Goal of the exercise: Omit every image, and transcribe the remaining entries exactly as given.

Data to process:
+ + + +

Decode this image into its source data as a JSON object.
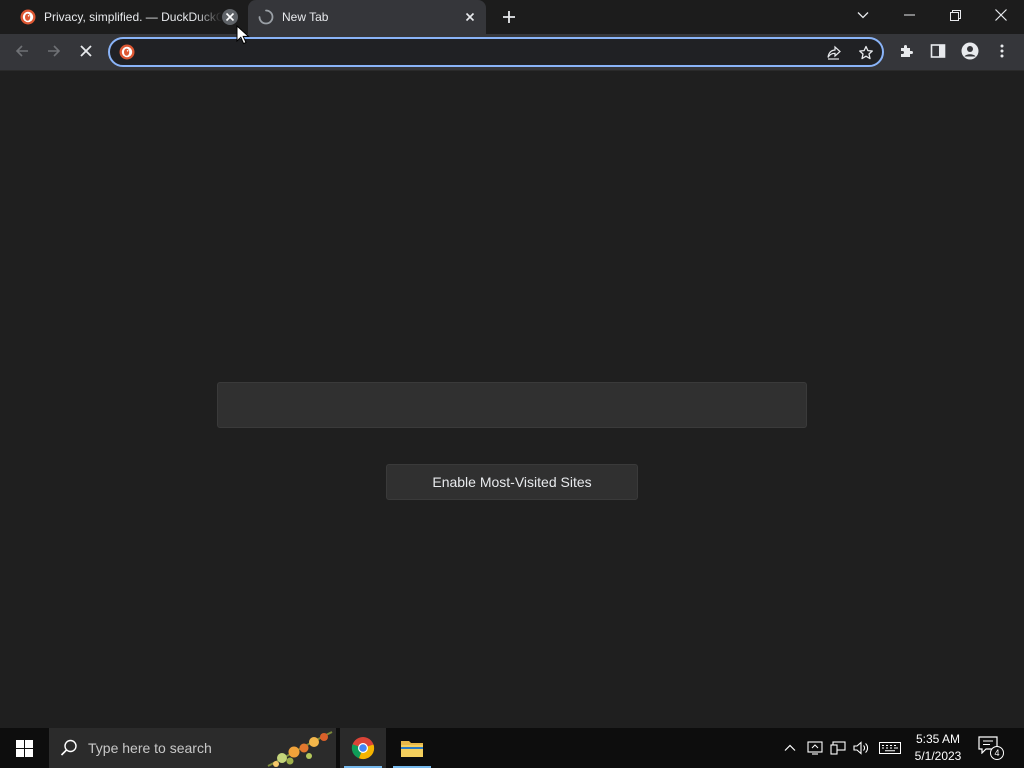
{
  "tabs": [
    {
      "title": "Privacy, simplified. — DuckDuckGo",
      "state": "inactive"
    },
    {
      "title": "New Tab",
      "state": "active-loading"
    }
  ],
  "omnibox": {
    "value": "",
    "placeholder": ""
  },
  "content": {
    "enable_button_label": "Enable Most-Visited Sites"
  },
  "taskbar": {
    "search_placeholder": "Type here to search",
    "time": "5:35 AM",
    "date": "5/1/2023",
    "notification_count": "4"
  },
  "colors": {
    "focus_ring": "#8ab4f8",
    "page_background": "#1f1f1f",
    "toolbar": "#35363a",
    "duckduckgo_orange": "#de5833"
  },
  "icons": [
    "duckduckgo-icon",
    "loading-spinner-icon",
    "close-icon",
    "plus-icon",
    "chevron-down-icon",
    "minimize-icon",
    "restore-icon",
    "back-icon",
    "forward-icon",
    "stop-icon",
    "share-icon",
    "star-icon",
    "extensions-icon",
    "side-panel-icon",
    "profile-icon",
    "kebab-menu-icon",
    "windows-icon",
    "search-icon",
    "chrome-icon",
    "folder-icon",
    "chevron-up-icon",
    "network-icon",
    "volume-icon",
    "keyboard-icon",
    "notification-icon"
  ]
}
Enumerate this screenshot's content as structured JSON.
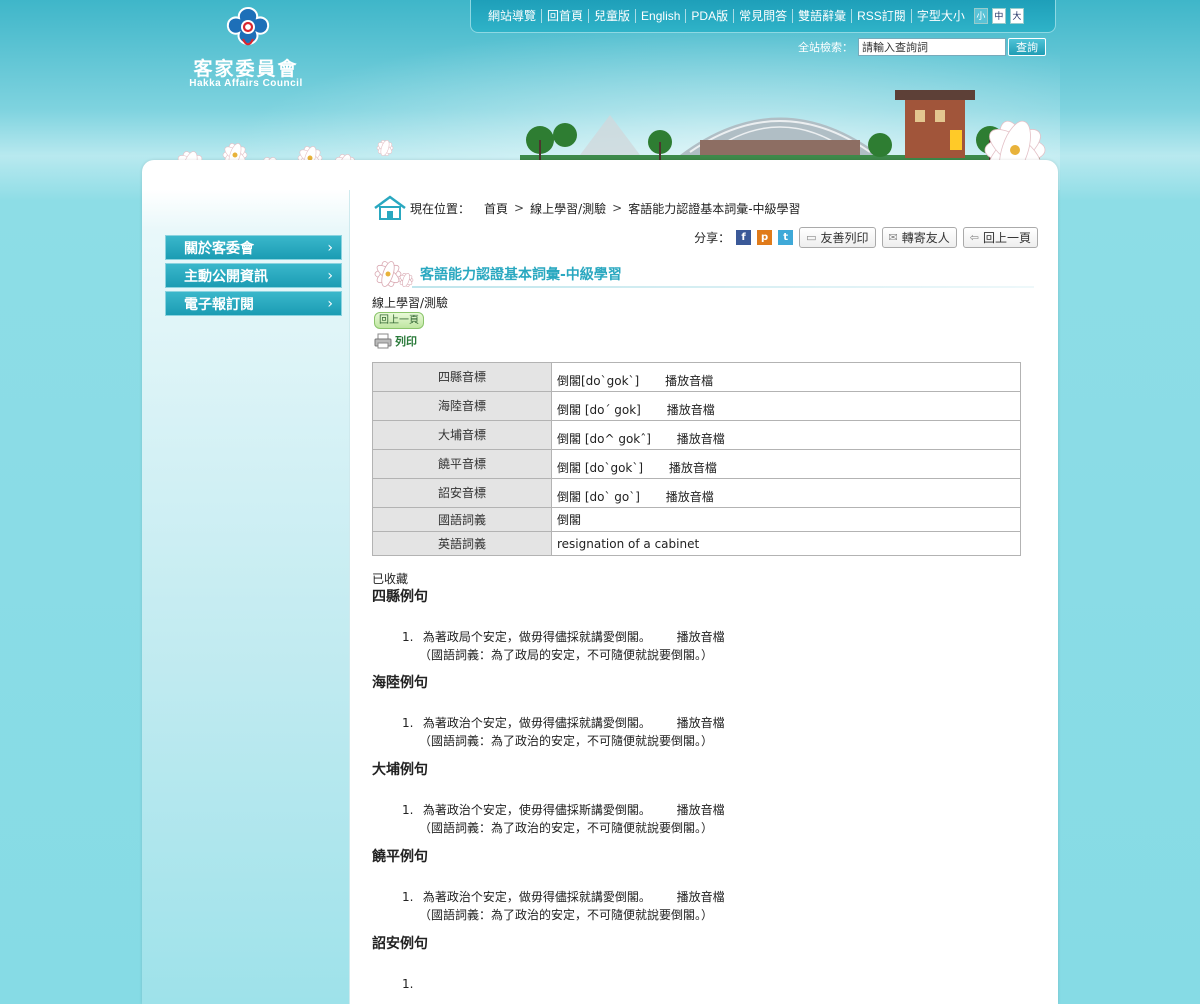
{
  "site": {
    "logo_cn": "客家委員會",
    "logo_en": "Hakka Affairs Council"
  },
  "topnav": {
    "items": [
      "網站導覽",
      "回首頁",
      "兒童版",
      "English",
      "PDA版",
      "常見問答",
      "雙語辭彙",
      "RSS訂閱",
      "字型大小"
    ],
    "font_sizes": [
      "小",
      "中",
      "大"
    ]
  },
  "search": {
    "label": "全站檢索：",
    "value": "請輸入查詢詞",
    "button": "查詢"
  },
  "sidebar": {
    "items": [
      {
        "label": "關於客委會"
      },
      {
        "label": "主動公開資訊"
      },
      {
        "label": "電子報訂閱"
      }
    ]
  },
  "breadcrumb": {
    "label": "現在位置：",
    "items": [
      "首頁",
      "線上學習/測驗",
      "客語能力認證基本詞彙-中級學習"
    ]
  },
  "tools": {
    "share_label": "分享：",
    "share_icons": [
      "facebook-icon",
      "plurk-icon",
      "twitter-icon"
    ],
    "friendly_print": "友善列印",
    "forward": "轉寄友人",
    "back": "回上一頁"
  },
  "page": {
    "title": "客語能力認證基本詞彙-中級學習",
    "subcategory": "線上學習/測驗",
    "back_small": "回上一頁",
    "print": "列印",
    "collected": "已收藏"
  },
  "word_table": [
    {
      "label": "四縣音標",
      "value": "倒閣[do`gok`]",
      "audio": "播放音檔"
    },
    {
      "label": "海陸音標",
      "value": "倒閣 [do´ gok]",
      "audio": "播放音檔"
    },
    {
      "label": "大埔音標",
      "value": "倒閣 [do^ gokˆ]",
      "audio": "播放音檔"
    },
    {
      "label": "饒平音標",
      "value": "倒閣 [do`gok`]",
      "audio": "播放音檔"
    },
    {
      "label": "詔安音標",
      "value": "倒閣 [do` go`]",
      "audio": "播放音檔"
    },
    {
      "label": "國語詞義",
      "value": "倒閣",
      "audio": ""
    },
    {
      "label": "英語詞義",
      "value": "resignation of a cabinet",
      "audio": ""
    }
  ],
  "examples": [
    {
      "title": "四縣例句",
      "num": "1.",
      "sentence": "為著政局个安定，做毋得儘採就講愛倒閣。",
      "audio": "播放音檔",
      "translation": "（國語詞義：為了政局的安定，不可隨便就說要倒閣。）"
    },
    {
      "title": "海陸例句",
      "num": "1.",
      "sentence": "為著政治个安定，做毋得儘採就講愛倒閣。",
      "audio": "播放音檔",
      "translation": "（國語詞義：為了政治的安定，不可隨便就說要倒閣。）"
    },
    {
      "title": "大埔例句",
      "num": "1.",
      "sentence": "為著政治个安定，使毋得儘採斯講愛倒閣。",
      "audio": "播放音檔",
      "translation": "（國語詞義：為了政治的安定，不可隨便就說要倒閣。）"
    },
    {
      "title": "饒平例句",
      "num": "1.",
      "sentence": "為著政治个安定，做毋得儘採就講愛倒閣。",
      "audio": "播放音檔",
      "translation": "（國語詞義：為了政治的安定，不可隨便就說要倒閣。）"
    },
    {
      "title": "詔安例句",
      "num": "1.",
      "sentence": "",
      "audio": "",
      "translation": ""
    }
  ],
  "colors": {
    "accent": "#2aa8c0",
    "nav_bg": "#1e9fb9",
    "menu_bg": "#1b9cb3",
    "page_bg": "#86dbe5"
  }
}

+ + + +

Exercise answer:
Decode this image into its source data as a JSON object.
{
  "tabs": [
    {
      "title": "Privacy, simplified. — DuckDuckGo",
      "state": "inactive"
    },
    {
      "title": "New Tab",
      "state": "active-loading"
    }
  ],
  "omnibox": {
    "value": "",
    "placeholder": ""
  },
  "content": {
    "enable_button_label": "Enable Most-Visited Sites"
  },
  "taskbar": {
    "search_placeholder": "Type here to search",
    "time": "5:35 AM",
    "date": "5/1/2023",
    "notification_count": "4"
  },
  "colors": {
    "focus_ring": "#8ab4f8",
    "page_background": "#1f1f1f",
    "toolbar": "#35363a",
    "duckduckgo_orange": "#de5833"
  },
  "icons": [
    "duckduckgo-icon",
    "loading-spinner-icon",
    "close-icon",
    "plus-icon",
    "chevron-down-icon",
    "minimize-icon",
    "restore-icon",
    "back-icon",
    "forward-icon",
    "stop-icon",
    "share-icon",
    "star-icon",
    "extensions-icon",
    "side-panel-icon",
    "profile-icon",
    "kebab-menu-icon",
    "windows-icon",
    "search-icon",
    "chrome-icon",
    "folder-icon",
    "chevron-up-icon",
    "network-icon",
    "volume-icon",
    "keyboard-icon",
    "notification-icon"
  ]
}
Enumerate this screenshot's content as structured JSON.
{
  "site": {
    "logo_cn": "客家委員會",
    "logo_en": "Hakka Affairs Council"
  },
  "topnav": {
    "items": [
      "網站導覽",
      "回首頁",
      "兒童版",
      "English",
      "PDA版",
      "常見問答",
      "雙語辭彙",
      "RSS訂閱",
      "字型大小"
    ],
    "font_sizes": [
      "小",
      "中",
      "大"
    ]
  },
  "search": {
    "label": "全站檢索：",
    "value": "請輸入查詢詞",
    "button": "查詢"
  },
  "sidebar": {
    "items": [
      {
        "label": "關於客委會"
      },
      {
        "label": "主動公開資訊"
      },
      {
        "label": "電子報訂閱"
      }
    ]
  },
  "breadcrumb": {
    "label": "現在位置：",
    "items": [
      "首頁",
      "線上學習/測驗",
      "客語能力認證基本詞彙-中級學習"
    ]
  },
  "tools": {
    "share_label": "分享：",
    "share_icons": [
      "facebook-icon",
      "plurk-icon",
      "twitter-icon"
    ],
    "friendly_print": "友善列印",
    "forward": "轉寄友人",
    "back": "回上一頁"
  },
  "page": {
    "title": "客語能力認證基本詞彙-中級學習",
    "subcategory": "線上學習/測驗",
    "back_small": "回上一頁",
    "print": "列印",
    "collected": "已收藏"
  },
  "word_table": [
    {
      "label": "四縣音標",
      "value": "倒閣[do`gok`]",
      "audio": "播放音檔"
    },
    {
      "label": "海陸音標",
      "value": "倒閣 [do´ gok]",
      "audio": "播放音檔"
    },
    {
      "label": "大埔音標",
      "value": "倒閣 [do^ gokˆ]",
      "audio": "播放音檔"
    },
    {
      "label": "饒平音標",
      "value": "倒閣 [do`gok`]",
      "audio": "播放音檔"
    },
    {
      "label": "詔安音標",
      "value": "倒閣 [do` go`]",
      "audio": "播放音檔"
    },
    {
      "label": "國語詞義",
      "value": "倒閣",
      "audio": ""
    },
    {
      "label": "英語詞義",
      "value": "resignation of a cabinet",
      "audio": ""
    }
  ],
  "examples": [
    {
      "title": "四縣例句",
      "num": "1.",
      "sentence": "為著政局个安定，做毋得儘採就講愛倒閣。",
      "audio": "播放音檔",
      "translation": "（國語詞義：為了政局的安定，不可隨便就說要倒閣。）"
    },
    {
      "title": "海陸例句",
      "num": "1.",
      "sentence": "為著政治个安定，做毋得儘採就講愛倒閣。",
      "audio": "播放音檔",
      "translation": "（國語詞義：為了政治的安定，不可隨便就說要倒閣。）"
    },
    {
      "title": "大埔例句",
      "num": "1.",
      "sentence": "為著政治个安定，使毋得儘採斯講愛倒閣。",
      "audio": "播放音檔",
      "translation": "（國語詞義：為了政治的安定，不可隨便就說要倒閣。）"
    },
    {
      "title": "饒平例句",
      "num": "1.",
      "sentence": "為著政治个安定，做毋得儘採就講愛倒閣。",
      "audio": "播放音檔",
      "translation": "（國語詞義：為了政治的安定，不可隨便就說要倒閣。）"
    },
    {
      "title": "詔安例句",
      "num": "1.",
      "sentence": "",
      "audio": "",
      "translation": ""
    }
  ],
  "colors": {
    "accent": "#2aa8c0",
    "nav_bg": "#1e9fb9",
    "menu_bg": "#1b9cb3",
    "page_bg": "#86dbe5"
  }
}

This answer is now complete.